BRIEF
Scan the lines below for the string "color" and report how many lines contain it, giving only the number.

DATASET RECORDS

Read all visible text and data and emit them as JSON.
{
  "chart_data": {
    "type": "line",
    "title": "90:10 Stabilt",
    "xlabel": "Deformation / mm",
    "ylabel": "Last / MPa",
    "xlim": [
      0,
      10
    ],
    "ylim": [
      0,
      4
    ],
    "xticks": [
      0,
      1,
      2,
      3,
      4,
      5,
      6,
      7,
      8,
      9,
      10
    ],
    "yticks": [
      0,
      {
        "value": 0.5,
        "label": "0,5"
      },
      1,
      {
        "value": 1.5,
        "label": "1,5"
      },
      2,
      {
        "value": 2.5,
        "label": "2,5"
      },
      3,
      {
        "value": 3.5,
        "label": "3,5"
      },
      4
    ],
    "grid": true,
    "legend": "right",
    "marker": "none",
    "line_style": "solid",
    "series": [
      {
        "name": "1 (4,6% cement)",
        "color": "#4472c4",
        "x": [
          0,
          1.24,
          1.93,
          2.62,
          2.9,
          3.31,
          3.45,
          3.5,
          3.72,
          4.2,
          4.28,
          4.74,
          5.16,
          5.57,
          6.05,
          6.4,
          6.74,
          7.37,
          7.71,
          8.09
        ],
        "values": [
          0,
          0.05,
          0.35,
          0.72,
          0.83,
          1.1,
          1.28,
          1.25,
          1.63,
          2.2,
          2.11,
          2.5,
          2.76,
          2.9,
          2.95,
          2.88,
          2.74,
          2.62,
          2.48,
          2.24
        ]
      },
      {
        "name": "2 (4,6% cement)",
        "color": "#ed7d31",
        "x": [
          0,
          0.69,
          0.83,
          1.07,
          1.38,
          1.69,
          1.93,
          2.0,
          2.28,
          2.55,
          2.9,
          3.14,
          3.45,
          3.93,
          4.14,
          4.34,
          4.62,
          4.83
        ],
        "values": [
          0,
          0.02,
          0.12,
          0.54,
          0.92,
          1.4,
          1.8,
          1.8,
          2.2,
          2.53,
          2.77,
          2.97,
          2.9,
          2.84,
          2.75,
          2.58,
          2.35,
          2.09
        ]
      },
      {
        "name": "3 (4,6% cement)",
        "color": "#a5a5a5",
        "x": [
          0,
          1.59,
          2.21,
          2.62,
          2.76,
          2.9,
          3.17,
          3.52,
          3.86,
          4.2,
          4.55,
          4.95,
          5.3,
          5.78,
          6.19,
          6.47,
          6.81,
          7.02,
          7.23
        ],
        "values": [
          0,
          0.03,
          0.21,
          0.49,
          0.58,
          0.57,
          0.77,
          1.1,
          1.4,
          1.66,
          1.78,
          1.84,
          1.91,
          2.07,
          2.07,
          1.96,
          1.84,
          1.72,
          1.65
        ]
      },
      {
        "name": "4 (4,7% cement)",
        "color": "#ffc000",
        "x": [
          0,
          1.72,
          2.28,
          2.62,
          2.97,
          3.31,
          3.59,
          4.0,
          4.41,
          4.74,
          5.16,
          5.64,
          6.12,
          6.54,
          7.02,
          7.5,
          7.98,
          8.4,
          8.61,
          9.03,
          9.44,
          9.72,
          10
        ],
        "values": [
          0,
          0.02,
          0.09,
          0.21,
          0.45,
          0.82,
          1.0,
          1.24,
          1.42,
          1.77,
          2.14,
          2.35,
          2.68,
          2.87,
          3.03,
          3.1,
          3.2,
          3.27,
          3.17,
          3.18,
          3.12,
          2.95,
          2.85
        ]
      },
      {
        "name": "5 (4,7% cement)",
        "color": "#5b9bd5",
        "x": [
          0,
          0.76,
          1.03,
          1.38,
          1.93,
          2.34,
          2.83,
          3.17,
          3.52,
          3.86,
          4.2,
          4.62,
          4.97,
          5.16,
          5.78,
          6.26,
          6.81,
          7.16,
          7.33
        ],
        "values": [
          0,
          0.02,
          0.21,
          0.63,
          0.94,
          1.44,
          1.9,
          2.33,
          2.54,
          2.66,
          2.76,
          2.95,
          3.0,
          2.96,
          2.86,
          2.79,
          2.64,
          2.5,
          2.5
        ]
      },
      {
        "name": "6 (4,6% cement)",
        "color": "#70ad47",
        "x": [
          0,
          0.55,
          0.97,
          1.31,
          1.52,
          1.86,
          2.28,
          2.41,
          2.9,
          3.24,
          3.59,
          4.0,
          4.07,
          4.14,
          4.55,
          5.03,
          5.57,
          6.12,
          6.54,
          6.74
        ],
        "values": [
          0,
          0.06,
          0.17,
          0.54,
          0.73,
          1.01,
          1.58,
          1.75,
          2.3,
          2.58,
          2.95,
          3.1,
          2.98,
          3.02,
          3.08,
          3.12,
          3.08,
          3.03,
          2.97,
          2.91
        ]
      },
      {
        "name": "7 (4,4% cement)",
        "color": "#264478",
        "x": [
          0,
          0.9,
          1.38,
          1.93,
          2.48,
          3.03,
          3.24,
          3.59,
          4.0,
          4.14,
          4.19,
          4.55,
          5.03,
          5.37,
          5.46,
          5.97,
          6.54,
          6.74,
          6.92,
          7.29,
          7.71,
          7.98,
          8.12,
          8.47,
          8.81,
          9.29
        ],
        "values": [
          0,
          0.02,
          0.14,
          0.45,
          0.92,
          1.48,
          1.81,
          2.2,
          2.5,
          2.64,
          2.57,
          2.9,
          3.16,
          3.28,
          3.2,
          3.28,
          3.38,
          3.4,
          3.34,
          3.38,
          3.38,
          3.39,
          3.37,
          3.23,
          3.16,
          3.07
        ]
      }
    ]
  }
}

FULL OUTPUT
7